El amigo de la
Villa de La Orotava, Doctor en Historia de Arte por la Universidad de Granada; JUAN
ALEJANDRO LORENZO LIMA, publica un interesante libro histórico dedicado a la
Dolorosa del Templo Parroquial de San Juan Bautista, por motivo de cumplirse en
el año 2016, Doscientos años de su entrega (1816 – 2016).
La idea partió del
ilustre arquitecto y diseñador natural de la Villa don José de Betancourt
Castro y Molina al principio del siglo XIX, hermano del ilustre y universal e
ingeniero portuense don Agustín de Betancourt de Castro y Molina. De conferir a
una dolorosa para el incendiado (1801) convento orotavense de San Lorenzo, que
acompañase la procesión del Santo Entierro del Viiernes Santo. La cual tras la
desamortización de Mendizábal pasó al templo parroquial de San Juan Bautista en
el famoso Barrio de la Villa Arriba “Farrobo”. Para ello contó con el escultor
orotavense don Fernando Estévez de Sala, en cuya gubia realizó la famosa imagen
de Dolores.
En el capítulo 3,
del mencionado libro, paginas; 87, 88, 89, 90, y 91…, titulado “BETANCOURT, ESTÉVEZ Y UNA NUEVA IMAGEN DE LA
VIRGEN”, observamos el desarrollo por parte del arquitecto don José Betancourt
Castro y Molina, y su familia, hacer referencia a la dotación de la mencionada
dolorosa para el incendiado (1801) convento de San Lorenzo de la Villa de La
Orotava: “…La renovación de
los enseres y las obras de arte que el templo de San Lorenzo poseía antes de 1821 no se produjo de un modo inmediato, ya
que muchos y sobre todo algunas esculturas, distintivas del gusto moderno y de
los usos devocionales que trajo consigo el siglo XIX fueron adquiridos después
del incendio de 1801 y no guardan una
relación estrecha con ese acontecimiento. Sucedió así con varias piezas de
plata y con efigies de un interés notable como la Dolorosa que Fernando Estévez
(1788-1854) ultimaba en abril de 1816 por indicación de José de Betancourt y
Castro (1757-1816), a quien hemos
citado ya como arquitecto vinculado a la reconstrucción del convento. Se trata
de una imagen singular por muchas razones, pero, por encima de todo, tiene el
atractivo de ser una de las pocas obras de ese inmueble que está perfectamente
documentada y se presta a lecturas interpretativas muy diversas. A ellas
dedicamos este capítulo, insistiendo en el valor que dicha determinación tuvo a
la hora de revitalizar las funciones del Santo Entierro y perpetuar
inquietudes piadosas durante un tiempo complejo para todo. A fin de cuentas, la
escultura de Estévez no hizo otra cosa que dar continuidad a prácticas vigentes
desde el siglo XVII e interpretar en clave moderna o decimonónica una
representación que gozaba ya de éxito en el medio local.

# # # #

**PROBLEMAS POR RESOLVER**:
**A)** Indica si cada afirmación concuerda con el texto sobre la Dolorosa de San Juan Bautista y contesta sí o no, con las palabras del texto que lo deciden citadas literalmente: (i) Fernando Estévez ultimaba la Dolorosa en abril de 1816; (ii) el convento de San Lorenzo sufrió un incendio en 1821; (iii) José de Betancourt y Castro era hermano del ingeniero Agustín de Betancourt.
**B)** Escribe la continuación del texto sobre la Dolorosa de San Juan Bautista a partir de su última frase.
Las líneas siguientes proceden de otra fuente.

# # # #

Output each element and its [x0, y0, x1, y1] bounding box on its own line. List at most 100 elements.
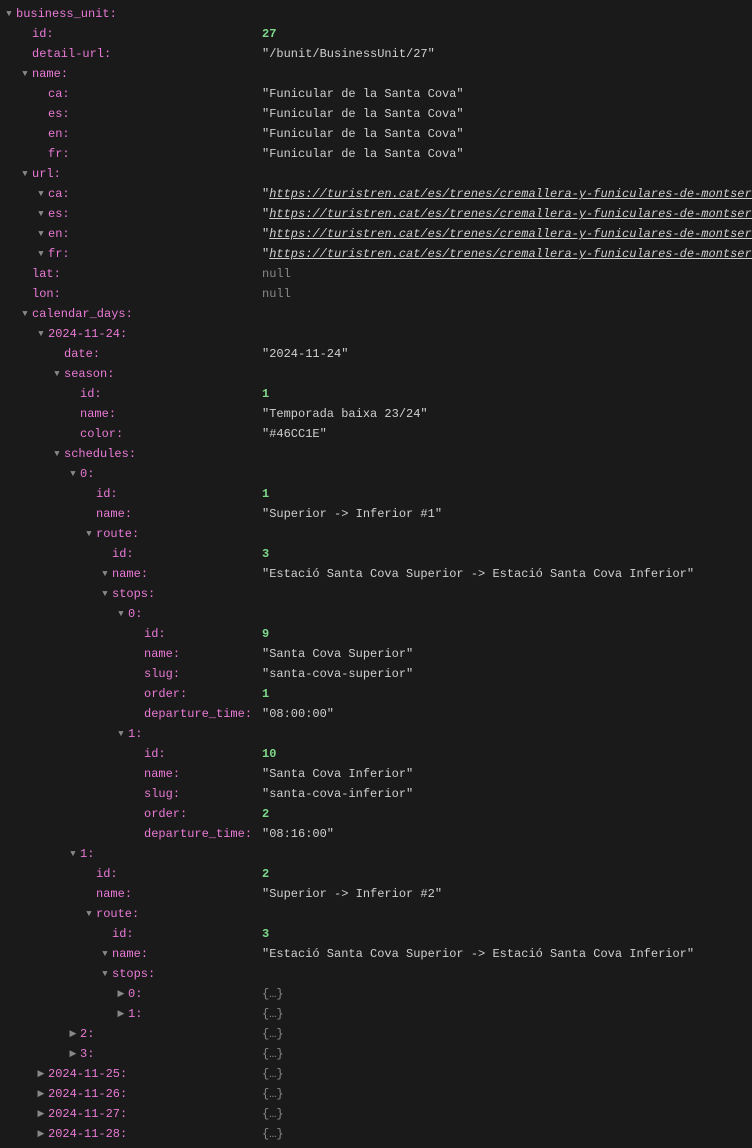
arrow-collapsed-icon[interactable]: ▶: [36, 1104, 46, 1124]
tree-row[interactable]: slug"santa-cova-inferior": [0, 784, 752, 804]
tree-row[interactable]: ▶2{…}: [0, 1024, 752, 1044]
tree-row[interactable]: ▼stops: [0, 584, 752, 604]
arrow-expanded-icon[interactable]: ▼: [36, 184, 46, 204]
tree-value: "2024-11-24": [262, 344, 348, 364]
tree-row[interactable]: name"Superior -> Inferior #2": [0, 884, 752, 904]
tree-row[interactable]: ▼name: [0, 64, 752, 84]
tree-key: departure_time: [144, 704, 252, 724]
tree-row[interactable]: ▼en"https://turistren.cat/es/trenes/crem…: [0, 224, 752, 244]
arrow-collapsed-icon[interactable]: ▶: [68, 1044, 78, 1064]
tree-row[interactable]: id9: [0, 624, 752, 644]
tree-row[interactable]: ▼name"Estació Santa Cova Superior -> Est…: [0, 564, 752, 584]
url-link[interactable]: https://turistren.cat/es/trenes/cremalle…: [269, 227, 752, 241]
tree-row[interactable]: id3: [0, 924, 752, 944]
tree-row[interactable]: ca"Funicular de la Santa Cova": [0, 84, 752, 104]
arrow-expanded-icon[interactable]: ▼: [84, 524, 94, 544]
arrow-expanded-icon[interactable]: ▼: [116, 604, 126, 624]
arrow-expanded-icon[interactable]: ▼: [68, 464, 78, 484]
url-link[interactable]: https://turistren.cat/es/trenes/cremalle…: [269, 187, 752, 201]
tree-row[interactable]: id2: [0, 864, 752, 884]
tree-row[interactable]: fr"Funicular de la Santa Cova": [0, 144, 752, 164]
tree-row[interactable]: ▼1: [0, 724, 752, 744]
tree-row[interactable]: ▼stops: [0, 964, 752, 984]
arrow-expanded-icon[interactable]: ▼: [20, 304, 30, 324]
tree-row[interactable]: order2: [0, 804, 752, 824]
tree-row[interactable]: latnull: [0, 264, 752, 284]
arrow-expanded-icon[interactable]: ▼: [100, 964, 110, 984]
arrow-expanded-icon[interactable]: ▼: [20, 64, 30, 84]
tree-key: ca: [48, 184, 70, 204]
tree-row[interactable]: ▼ca"https://turistren.cat/es/trenes/crem…: [0, 184, 752, 204]
tree-row[interactable]: ▼route: [0, 904, 752, 924]
tree-row[interactable]: detail-url"/bunit/BusinessUnit/27": [0, 44, 752, 64]
tree-row[interactable]: ▶2024-11-28{…}: [0, 1124, 752, 1144]
tree-row[interactable]: id10: [0, 744, 752, 764]
tree-row[interactable]: id1: [0, 384, 752, 404]
tree-row[interactable]: ▼url: [0, 164, 752, 184]
arrow-expanded-icon[interactable]: ▼: [36, 204, 46, 224]
arrow-expanded-icon[interactable]: ▼: [84, 904, 94, 924]
arrow-expanded-icon[interactable]: ▼: [68, 844, 78, 864]
tree-row[interactable]: ▶2024-11-26{…}: [0, 1084, 752, 1104]
tree-row[interactable]: ▼2024-11-24: [0, 324, 752, 344]
tree-row[interactable]: date"2024-11-24": [0, 344, 752, 364]
tree-row[interactable]: name"Superior -> Inferior #1": [0, 504, 752, 524]
arrow-collapsed-icon[interactable]: ▶: [116, 1004, 126, 1024]
tree-row[interactable]: ▶2024-11-27{…}: [0, 1104, 752, 1124]
tree-row[interactable]: ▼route: [0, 524, 752, 544]
tree-key: slug: [144, 784, 180, 804]
arrow-collapsed-icon[interactable]: ▶: [36, 1064, 46, 1084]
tree-row[interactable]: ▼0: [0, 604, 752, 624]
arrow-expanded-icon[interactable]: ▼: [20, 164, 30, 184]
arrow-expanded-icon[interactable]: ▼: [100, 564, 110, 584]
tree-value: "Funicular de la Santa Cova": [262, 84, 464, 104]
arrow-expanded-icon[interactable]: ▼: [100, 944, 110, 964]
tree-key: 2024-11-25: [48, 1064, 127, 1084]
arrow-collapsed-icon[interactable]: ▶: [116, 984, 126, 1004]
tree-value: 10: [262, 744, 276, 764]
tree-value: 27: [262, 24, 276, 44]
arrow-expanded-icon[interactable]: ▼: [36, 324, 46, 344]
tree-row[interactable]: ▶1{…}: [0, 1004, 752, 1024]
tree-row[interactable]: ▼1: [0, 844, 752, 864]
tree-row[interactable]: name"Santa Cova Inferior": [0, 764, 752, 784]
tree-row[interactable]: ▼season: [0, 364, 752, 384]
tree-row[interactable]: ▼business_unit: [0, 4, 752, 24]
tree-row[interactable]: lonnull: [0, 284, 752, 304]
arrow-expanded-icon[interactable]: ▼: [4, 4, 14, 24]
arrow-expanded-icon[interactable]: ▼: [100, 584, 110, 604]
arrow-collapsed-icon[interactable]: ▶: [36, 1084, 46, 1104]
tree-row[interactable]: ▼0: [0, 464, 752, 484]
tree-row[interactable]: ▶3{…}: [0, 1044, 752, 1064]
tree-row[interactable]: color"#46CC1E": [0, 424, 752, 444]
url-link[interactable]: https://turistren.cat/es/trenes/cremalle…: [269, 207, 752, 221]
arrow-expanded-icon[interactable]: ▼: [36, 224, 46, 244]
arrow-expanded-icon[interactable]: ▼: [116, 724, 126, 744]
arrow-collapsed-icon[interactable]: ▶: [36, 1124, 46, 1144]
tree-row[interactable]: ▶0{…}: [0, 984, 752, 1004]
tree-row[interactable]: es"Funicular de la Santa Cova": [0, 104, 752, 124]
tree-value: "#46CC1E": [262, 424, 327, 444]
tree-row[interactable]: ▶2024-11-25{…}: [0, 1064, 752, 1084]
url-link[interactable]: https://turistren.cat/es/trenes/cremalle…: [269, 247, 752, 261]
arrow-expanded-icon[interactable]: ▼: [52, 444, 62, 464]
tree-row[interactable]: slug"santa-cova-superior": [0, 664, 752, 684]
tree-row[interactable]: id3: [0, 544, 752, 564]
tree-row[interactable]: id27: [0, 24, 752, 44]
tree-row[interactable]: name"Santa Cova Superior": [0, 644, 752, 664]
tree-row[interactable]: id1: [0, 484, 752, 504]
arrow-expanded-icon[interactable]: ▼: [36, 244, 46, 264]
tree-row[interactable]: departure_time"08:16:00": [0, 824, 752, 844]
arrow-spacer: [132, 684, 142, 704]
tree-row[interactable]: order1: [0, 684, 752, 704]
tree-row[interactable]: ▼name"Estació Santa Cova Superior -> Est…: [0, 944, 752, 964]
tree-row[interactable]: ▼es"https://turistren.cat/es/trenes/crem…: [0, 204, 752, 224]
tree-row[interactable]: departure_time"08:00:00": [0, 704, 752, 724]
arrow-collapsed-icon[interactable]: ▶: [68, 1024, 78, 1044]
tree-row[interactable]: ▼fr"https://turistren.cat/es/trenes/crem…: [0, 244, 752, 264]
tree-row[interactable]: ▼schedules: [0, 444, 752, 464]
tree-row[interactable]: ▼calendar_days: [0, 304, 752, 324]
tree-row[interactable]: en"Funicular de la Santa Cova": [0, 124, 752, 144]
tree-row[interactable]: name"Temporada baixa 23/24": [0, 404, 752, 424]
arrow-expanded-icon[interactable]: ▼: [52, 364, 62, 384]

# # # #

**RESULTADOS DEL EJERCICIO**:
**A)**
(i) Sí: «la Dolorosa que Fernando Estévez (1788-1854) ultimaba en abril de 1816».
(ii) No: «fueron adquiridos después del incendio de 1801».
(iii) Sí: «hermano del ilustre y universal e ingeniero portuense don Agustín de Betancourt de Castro y Molina».

**B)**
El encargo de una nueva Dolorosa en abril de 1816 es sintomático de las preocupaciones
devocionales que José de Betancourt manifestó al final de su vida,
circunstancia de extremo interés por tratarse de un personaje clave para la
Ilustración isleña y a quien se han dedicado ya esclarecedores estudios
biográficos. Sin entrar de lleno en cuestiones familiares o contextuales, no
debe obviarse que fue un representante notable de la aristocracia local y que
supo adecuar su ideario a cuantas novedades impuso la cultura de las Luces
durante la crisis del Antiguo Régimen. De ahí que, junto a su hermano' Agustín
de Betancourt (1758-1824), afrontara
encargos de todo tipo al amparo de la protección que ministros de Carlos III y
Carlos IV dispensaron a las Ciencias, las Artes y las Letras durante la década
de 1790. Antes de ello había dado
pruebas de un talento polifacético en diversos organismos de Tenerife,
destacando en ese sentido memorias o discursos que defendió en el seno de la
Real Sociedad de Amigos del País de La Laguna, de la que sería siempre un
importante valedor e impulsor.
Desde fecha temprana manifestó interés por las artes
y la arquitectura, disciplinas de las que era un «conocedor versado». De ahí que la estupenda colección de grabados europeos que reunió
antes de su desplazamiento a París en 1785 le
permitiera proyectar obras de aliento moderno como el tabernáculo de la
parroquia de San Juan (1783), el
primero de una serie de trabajos que afrontó después de su retorno a Tenerife
para introducir cambios en el sentido organizativo y litúrgico de los templos
canarios'. Precisamente, sin contradecir el espíritu reformista que defendía
entonces el obispo Antonio Tavira (1737-1807),
supo renovar la edilicia local y aproximarla a unos presupuestos
estéticos que contradecían -o por lo menos, intentaban eludir- el mudejarismo y
los modos imperantes hasta ese tiempo.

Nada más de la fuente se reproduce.